:: EXTRAIT CHOISI ::
Kamel Toe ne s'appelle évidemment ni Toe ni Kamel. Si vous voulez savoir pourquoi, vous googliserez «camel toe» , avec un C. Il n'est même pas rebeu, plutôt bourgeoisie roubaisienne. C'est à son grand-père maternel, l'architecte Jean-Pierre Watel, qu'il doit, dit-il, le goût de l'art, des expos. «Et mon père, c'est un gros cultivé, misanthrope intello à l'humour très décalé, qui a fait plein de métiers. En ce moment, il fabrique des couches-culottes en bambou.» Dans le genre do-it-yourself, Kamel Toe est certes loin de la célébrité d'un Rémi Gaillard. Mais il faut dire aussi que son humour est un peu moins immédiat, plutôt dans le recyclage et le cinquante-douzième degré. En tant que journaliste de gôche, on est d'ailleurs inquiet : c'est pas un peu raciste de se foutre de la gueule des cailleras ? Ben non. Kamel Toe, c'est un «lascar» . Et à Villeneuve-d'Ascq, où il a passé son adolescence, des lascars, il y en a plein, et de toutes origines. Y compris «le lascar rural en jogging qui deale du shit devant sa maisonnette, avec sa mère qui sort pour lui dire avec l'accent du Nord qu'il faut passer à table. C'est des poseurs, au même titre que les gothiques, les métalleux, les mécheux, les electro-boys, les fluos kids.»

Et comme Victor Watel (son presque vrai nom) «déteste le déterminisme» , c'est pour ça qu'il fait Kamel Toe : parce que la plupart des gens se condamnent eux-mêmes «à choisir un tunnel» et qu'il voudrait bien les réveiller. Du coup, ses sketchs sont hilarants, parce qu'il cogne universel. Ce n'est pas une catégorie sociale en particulier qu'il vise, mais l'image que chacun se fabrique de soi-même, et à laquelle certains se cramponnent.

Lui, c'est le contraire. Même ses habits brouillent volontairement les pistes, en mélangeant «tous les trucs interdits» . Dont un paquet de tee-shirts ou chemises avec des chevaux dessus, le maximum assumé de la laideur et, en même temps, un hommage à une passion léguée par sa mère, journaliste équestre. En dehors de Kamel Toe, Victor joue surtout de la batterie dans le groupe dance-punk Sexual Earthquake in Kobe (mais aussi in Milan ou Berlin) et, de Cologne à Londres, il mixe en discothèque avec le collectif Club Cheval . Esprit d'échange et de mise en commun propre à sa génération, «sinon, tout seul, tu t'enfermes et tu te persuades que t'es un génie» . Même le concept Kamel Toe est né dans un groupe, celui de LeNoyau.biz , un site d'étudiants de Sciences-Po Lille. Victor y a suivi la filière franco-britannique, option économie et finance. Il a de la famille aux Etats-Unis, partie dans les années 60 au Texas, ce qui est «très logique, pour des gens du Nord. Dallas, c'est le Lille américain.» En y allant tous les étés, il s'est pris d'amour (vache) pour ce peuple «qui peut changer le monde avec trois cents mots de vocabulaire» .
:::
- **CONSIGNES**:
1/ Recopiez le passage de l'extrait choisi depuis « Et comme Victor » jusqu'à « certains se cramponnent. » inclus.
2/ D'après l'extrait choisi, dans quel groupe Victor joue-t-il de la batterie ?
:: DONNÉES FOURNIES ::
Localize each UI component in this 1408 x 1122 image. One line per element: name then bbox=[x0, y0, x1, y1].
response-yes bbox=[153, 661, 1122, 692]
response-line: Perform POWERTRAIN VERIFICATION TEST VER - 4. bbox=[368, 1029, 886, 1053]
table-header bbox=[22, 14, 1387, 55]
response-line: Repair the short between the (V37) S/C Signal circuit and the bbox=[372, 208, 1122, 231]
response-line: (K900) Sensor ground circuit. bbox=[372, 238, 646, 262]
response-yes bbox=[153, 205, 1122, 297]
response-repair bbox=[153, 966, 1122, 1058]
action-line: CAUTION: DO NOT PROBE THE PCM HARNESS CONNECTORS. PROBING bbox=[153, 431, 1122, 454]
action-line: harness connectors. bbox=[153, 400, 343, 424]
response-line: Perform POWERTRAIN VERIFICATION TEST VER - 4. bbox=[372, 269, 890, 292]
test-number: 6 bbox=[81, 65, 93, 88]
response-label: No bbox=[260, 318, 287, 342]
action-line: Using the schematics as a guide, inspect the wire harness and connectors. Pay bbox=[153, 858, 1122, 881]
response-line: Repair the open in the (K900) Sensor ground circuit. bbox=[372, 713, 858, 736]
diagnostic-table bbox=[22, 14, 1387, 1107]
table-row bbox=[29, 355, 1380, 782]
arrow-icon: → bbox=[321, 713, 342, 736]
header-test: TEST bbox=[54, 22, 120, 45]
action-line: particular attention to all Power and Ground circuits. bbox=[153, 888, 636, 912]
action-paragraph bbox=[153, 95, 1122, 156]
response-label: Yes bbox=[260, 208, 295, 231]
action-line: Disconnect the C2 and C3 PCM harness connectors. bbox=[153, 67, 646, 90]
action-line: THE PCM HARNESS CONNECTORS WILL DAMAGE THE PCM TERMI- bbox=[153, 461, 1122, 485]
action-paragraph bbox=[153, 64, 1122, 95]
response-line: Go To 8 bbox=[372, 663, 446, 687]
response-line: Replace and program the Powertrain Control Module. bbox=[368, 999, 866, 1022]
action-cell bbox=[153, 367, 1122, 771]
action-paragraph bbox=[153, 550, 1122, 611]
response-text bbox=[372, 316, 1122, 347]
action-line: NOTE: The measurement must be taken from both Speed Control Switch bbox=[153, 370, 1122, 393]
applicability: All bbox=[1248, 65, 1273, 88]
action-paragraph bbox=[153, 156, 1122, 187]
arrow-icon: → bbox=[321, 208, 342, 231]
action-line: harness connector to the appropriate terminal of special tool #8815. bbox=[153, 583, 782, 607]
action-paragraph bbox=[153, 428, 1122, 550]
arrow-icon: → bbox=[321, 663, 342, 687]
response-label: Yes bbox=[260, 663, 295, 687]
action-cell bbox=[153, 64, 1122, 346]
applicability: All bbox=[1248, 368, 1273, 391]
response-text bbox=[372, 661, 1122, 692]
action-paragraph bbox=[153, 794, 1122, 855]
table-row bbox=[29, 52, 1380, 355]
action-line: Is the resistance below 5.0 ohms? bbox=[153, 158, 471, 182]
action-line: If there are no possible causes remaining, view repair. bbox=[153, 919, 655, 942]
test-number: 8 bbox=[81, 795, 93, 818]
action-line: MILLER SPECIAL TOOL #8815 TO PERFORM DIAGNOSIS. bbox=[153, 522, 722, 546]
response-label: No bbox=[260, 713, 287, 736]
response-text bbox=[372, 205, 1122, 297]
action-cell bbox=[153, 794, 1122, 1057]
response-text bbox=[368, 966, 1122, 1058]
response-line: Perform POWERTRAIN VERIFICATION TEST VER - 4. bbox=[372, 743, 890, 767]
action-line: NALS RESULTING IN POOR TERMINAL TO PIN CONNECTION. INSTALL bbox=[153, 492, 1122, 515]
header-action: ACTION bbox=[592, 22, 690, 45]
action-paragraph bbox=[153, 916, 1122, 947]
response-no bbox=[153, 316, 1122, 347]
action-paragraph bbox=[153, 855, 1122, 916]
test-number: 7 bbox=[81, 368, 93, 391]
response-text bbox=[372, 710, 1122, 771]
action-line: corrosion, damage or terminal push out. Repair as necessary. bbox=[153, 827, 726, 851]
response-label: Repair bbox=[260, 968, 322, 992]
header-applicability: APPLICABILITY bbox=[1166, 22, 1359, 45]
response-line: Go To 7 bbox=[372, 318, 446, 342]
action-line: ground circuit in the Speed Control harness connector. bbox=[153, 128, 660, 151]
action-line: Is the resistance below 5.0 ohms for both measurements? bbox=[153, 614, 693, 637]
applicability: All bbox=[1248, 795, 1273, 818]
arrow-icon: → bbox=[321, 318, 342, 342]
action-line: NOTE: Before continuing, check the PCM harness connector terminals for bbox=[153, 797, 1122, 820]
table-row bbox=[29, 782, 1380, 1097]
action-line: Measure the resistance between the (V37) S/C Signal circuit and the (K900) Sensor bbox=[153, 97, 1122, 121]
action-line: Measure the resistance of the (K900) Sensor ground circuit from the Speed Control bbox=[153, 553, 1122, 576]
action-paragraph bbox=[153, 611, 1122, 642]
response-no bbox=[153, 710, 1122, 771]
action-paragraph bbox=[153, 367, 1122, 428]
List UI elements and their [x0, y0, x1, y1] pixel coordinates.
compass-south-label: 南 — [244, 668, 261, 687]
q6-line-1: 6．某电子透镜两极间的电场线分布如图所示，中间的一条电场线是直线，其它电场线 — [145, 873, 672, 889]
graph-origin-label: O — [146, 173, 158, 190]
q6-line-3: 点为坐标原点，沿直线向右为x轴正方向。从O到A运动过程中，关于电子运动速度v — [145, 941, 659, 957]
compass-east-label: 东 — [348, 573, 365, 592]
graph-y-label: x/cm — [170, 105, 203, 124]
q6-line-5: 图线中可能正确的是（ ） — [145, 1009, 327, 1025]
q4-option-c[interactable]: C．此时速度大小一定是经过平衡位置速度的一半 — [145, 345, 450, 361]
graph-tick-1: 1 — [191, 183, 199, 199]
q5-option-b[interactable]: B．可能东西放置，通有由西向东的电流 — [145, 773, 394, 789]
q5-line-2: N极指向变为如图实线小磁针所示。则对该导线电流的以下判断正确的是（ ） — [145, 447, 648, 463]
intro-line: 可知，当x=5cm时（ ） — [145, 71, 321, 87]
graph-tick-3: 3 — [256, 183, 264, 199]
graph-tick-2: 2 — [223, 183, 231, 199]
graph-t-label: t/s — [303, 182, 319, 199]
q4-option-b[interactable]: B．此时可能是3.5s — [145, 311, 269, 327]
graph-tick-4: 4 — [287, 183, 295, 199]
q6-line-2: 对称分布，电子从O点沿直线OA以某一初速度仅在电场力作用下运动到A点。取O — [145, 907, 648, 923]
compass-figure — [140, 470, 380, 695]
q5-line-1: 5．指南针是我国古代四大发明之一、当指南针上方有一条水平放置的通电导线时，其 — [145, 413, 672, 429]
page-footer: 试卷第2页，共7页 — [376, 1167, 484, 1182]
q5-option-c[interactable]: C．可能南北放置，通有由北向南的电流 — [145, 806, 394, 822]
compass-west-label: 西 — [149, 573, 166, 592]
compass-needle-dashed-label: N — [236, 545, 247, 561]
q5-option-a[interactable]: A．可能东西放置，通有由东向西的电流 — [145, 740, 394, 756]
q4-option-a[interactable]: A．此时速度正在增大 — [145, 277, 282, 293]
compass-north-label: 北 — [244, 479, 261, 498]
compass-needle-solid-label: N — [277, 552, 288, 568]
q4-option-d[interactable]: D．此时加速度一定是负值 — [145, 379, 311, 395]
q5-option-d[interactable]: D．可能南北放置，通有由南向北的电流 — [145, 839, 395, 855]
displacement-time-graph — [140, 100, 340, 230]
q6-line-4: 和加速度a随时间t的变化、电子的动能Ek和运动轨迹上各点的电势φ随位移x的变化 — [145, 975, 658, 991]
:::
- **CORRIGÉ**:
1/
Et comme Victor Watel (son presque vrai nom) «déteste le déterminisme» , c'est pour ça qu'il fait Kamel Toe : parce que la plupart des gens se condamnent eux-mêmes «à choisir un tunnel» et qu'il voudrait bien les réveiller. Du coup, ses sketchs sont hilarants, parce qu'il cogne universel. Ce n'est pas une catégorie sociale en particulier qu'il vise, mais l'image que chacun se fabrique de soi-même, et à laquelle certains se cramponnent.

2/ Sexual Earthquake in Kobe, un groupe dance-punk.